#### [EXERCISE]
Draw out every line with the word "Episodes" from the listing below.

#### [INPUT ROWS]
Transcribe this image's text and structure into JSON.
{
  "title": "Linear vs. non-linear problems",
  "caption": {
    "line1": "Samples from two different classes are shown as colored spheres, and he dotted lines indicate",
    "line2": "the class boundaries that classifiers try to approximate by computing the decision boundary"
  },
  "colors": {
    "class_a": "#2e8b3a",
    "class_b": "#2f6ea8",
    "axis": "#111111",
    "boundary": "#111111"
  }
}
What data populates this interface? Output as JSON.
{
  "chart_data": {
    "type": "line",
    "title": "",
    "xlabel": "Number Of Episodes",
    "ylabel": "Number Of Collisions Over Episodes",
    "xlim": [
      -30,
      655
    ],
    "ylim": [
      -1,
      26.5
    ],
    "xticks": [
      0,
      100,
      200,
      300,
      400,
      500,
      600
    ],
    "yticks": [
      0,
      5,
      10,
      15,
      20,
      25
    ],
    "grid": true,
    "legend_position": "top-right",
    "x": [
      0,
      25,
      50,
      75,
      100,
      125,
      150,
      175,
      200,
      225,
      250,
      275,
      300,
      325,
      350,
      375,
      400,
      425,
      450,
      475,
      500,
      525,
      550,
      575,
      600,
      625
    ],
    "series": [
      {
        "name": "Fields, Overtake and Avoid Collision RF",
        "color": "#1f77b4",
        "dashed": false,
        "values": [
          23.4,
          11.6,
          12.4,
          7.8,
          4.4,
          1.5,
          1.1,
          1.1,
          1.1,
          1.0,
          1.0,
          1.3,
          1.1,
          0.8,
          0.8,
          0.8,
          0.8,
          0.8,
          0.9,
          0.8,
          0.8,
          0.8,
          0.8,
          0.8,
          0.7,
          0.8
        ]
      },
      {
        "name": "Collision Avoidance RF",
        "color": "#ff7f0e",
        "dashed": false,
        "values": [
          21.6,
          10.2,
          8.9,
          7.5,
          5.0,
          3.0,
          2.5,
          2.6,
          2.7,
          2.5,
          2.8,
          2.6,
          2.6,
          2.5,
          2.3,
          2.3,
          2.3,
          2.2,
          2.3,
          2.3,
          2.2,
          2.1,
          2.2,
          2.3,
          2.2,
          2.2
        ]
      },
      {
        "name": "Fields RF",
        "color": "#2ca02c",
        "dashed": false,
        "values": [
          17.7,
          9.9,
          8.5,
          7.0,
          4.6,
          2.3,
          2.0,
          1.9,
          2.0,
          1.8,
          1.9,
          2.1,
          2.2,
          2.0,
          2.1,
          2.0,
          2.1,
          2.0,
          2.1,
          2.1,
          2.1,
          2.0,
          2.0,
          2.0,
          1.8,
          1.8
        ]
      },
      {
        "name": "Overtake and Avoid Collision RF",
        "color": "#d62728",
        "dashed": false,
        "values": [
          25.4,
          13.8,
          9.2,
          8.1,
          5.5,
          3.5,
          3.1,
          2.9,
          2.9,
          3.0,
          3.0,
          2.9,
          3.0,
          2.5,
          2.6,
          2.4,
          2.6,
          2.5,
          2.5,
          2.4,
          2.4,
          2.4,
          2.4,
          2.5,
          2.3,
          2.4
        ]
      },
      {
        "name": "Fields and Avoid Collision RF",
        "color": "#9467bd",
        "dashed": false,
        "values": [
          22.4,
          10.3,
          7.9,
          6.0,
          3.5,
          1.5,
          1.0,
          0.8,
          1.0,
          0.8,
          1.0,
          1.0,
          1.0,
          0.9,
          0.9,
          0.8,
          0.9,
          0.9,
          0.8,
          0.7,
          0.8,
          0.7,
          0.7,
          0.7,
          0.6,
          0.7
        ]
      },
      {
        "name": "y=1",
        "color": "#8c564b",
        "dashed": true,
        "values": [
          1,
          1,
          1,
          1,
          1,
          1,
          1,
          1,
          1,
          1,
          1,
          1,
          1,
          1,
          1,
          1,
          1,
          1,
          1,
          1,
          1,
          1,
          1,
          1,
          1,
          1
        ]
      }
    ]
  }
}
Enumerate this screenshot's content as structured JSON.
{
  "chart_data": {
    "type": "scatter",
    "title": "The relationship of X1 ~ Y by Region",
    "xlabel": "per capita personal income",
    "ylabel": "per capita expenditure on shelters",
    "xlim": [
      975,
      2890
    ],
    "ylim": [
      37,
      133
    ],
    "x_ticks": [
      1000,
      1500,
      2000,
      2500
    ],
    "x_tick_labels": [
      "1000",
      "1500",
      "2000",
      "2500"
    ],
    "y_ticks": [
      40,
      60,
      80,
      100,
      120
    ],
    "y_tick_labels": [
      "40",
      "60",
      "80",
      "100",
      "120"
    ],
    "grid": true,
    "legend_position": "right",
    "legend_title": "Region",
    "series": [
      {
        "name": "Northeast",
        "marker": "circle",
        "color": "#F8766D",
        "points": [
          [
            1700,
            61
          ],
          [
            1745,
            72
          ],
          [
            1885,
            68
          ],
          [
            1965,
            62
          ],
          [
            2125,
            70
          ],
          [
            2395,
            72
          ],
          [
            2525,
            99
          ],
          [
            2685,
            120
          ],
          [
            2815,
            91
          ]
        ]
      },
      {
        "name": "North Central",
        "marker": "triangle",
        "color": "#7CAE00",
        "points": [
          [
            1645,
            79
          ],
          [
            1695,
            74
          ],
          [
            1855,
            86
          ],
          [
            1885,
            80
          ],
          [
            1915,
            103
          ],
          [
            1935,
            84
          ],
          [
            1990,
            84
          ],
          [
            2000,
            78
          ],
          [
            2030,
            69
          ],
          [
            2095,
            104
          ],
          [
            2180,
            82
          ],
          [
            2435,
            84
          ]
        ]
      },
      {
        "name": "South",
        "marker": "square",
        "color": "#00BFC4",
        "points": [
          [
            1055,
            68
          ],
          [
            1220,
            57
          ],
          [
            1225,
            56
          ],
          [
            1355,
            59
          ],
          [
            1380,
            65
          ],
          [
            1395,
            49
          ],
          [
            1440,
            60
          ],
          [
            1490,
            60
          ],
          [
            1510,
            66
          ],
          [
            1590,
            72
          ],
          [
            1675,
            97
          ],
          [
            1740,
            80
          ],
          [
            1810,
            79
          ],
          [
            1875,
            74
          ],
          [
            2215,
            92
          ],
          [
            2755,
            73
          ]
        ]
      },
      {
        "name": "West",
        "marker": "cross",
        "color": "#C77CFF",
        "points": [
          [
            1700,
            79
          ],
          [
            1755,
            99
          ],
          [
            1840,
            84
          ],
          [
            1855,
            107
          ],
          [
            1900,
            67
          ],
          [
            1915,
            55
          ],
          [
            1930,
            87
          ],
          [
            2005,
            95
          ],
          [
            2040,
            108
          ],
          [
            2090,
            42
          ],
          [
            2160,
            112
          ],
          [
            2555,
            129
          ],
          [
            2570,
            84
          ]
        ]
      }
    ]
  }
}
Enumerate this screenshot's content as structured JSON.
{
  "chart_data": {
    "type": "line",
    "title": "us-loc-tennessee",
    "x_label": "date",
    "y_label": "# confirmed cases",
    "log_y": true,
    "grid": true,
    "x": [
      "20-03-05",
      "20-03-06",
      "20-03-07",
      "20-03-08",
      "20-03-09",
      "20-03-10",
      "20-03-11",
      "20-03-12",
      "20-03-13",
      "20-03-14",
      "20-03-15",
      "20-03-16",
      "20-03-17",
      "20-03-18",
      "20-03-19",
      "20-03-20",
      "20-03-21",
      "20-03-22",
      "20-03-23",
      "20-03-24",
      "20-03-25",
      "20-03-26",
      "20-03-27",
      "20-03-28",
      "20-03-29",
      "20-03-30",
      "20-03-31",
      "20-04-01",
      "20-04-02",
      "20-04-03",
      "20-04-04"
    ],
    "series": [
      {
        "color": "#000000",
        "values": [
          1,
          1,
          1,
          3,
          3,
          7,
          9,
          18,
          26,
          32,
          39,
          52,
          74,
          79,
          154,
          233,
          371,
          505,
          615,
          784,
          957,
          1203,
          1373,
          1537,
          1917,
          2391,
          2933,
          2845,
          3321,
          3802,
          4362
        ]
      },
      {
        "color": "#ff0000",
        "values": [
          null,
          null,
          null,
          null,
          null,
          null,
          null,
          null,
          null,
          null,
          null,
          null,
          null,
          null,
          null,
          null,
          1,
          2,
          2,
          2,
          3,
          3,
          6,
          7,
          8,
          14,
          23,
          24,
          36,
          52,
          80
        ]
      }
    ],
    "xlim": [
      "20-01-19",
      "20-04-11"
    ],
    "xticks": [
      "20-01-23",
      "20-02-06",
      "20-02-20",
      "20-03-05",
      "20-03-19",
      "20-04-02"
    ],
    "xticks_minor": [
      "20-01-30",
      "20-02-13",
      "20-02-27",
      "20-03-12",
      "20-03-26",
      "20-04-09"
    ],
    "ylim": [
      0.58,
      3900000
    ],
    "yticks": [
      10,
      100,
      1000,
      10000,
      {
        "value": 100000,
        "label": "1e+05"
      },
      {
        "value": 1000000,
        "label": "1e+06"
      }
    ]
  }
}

#### [RIGHT ANSWER]
    "xlabel": "Number Of Episodes",
    "ylabel": "Number Of Collisions Over Episodes",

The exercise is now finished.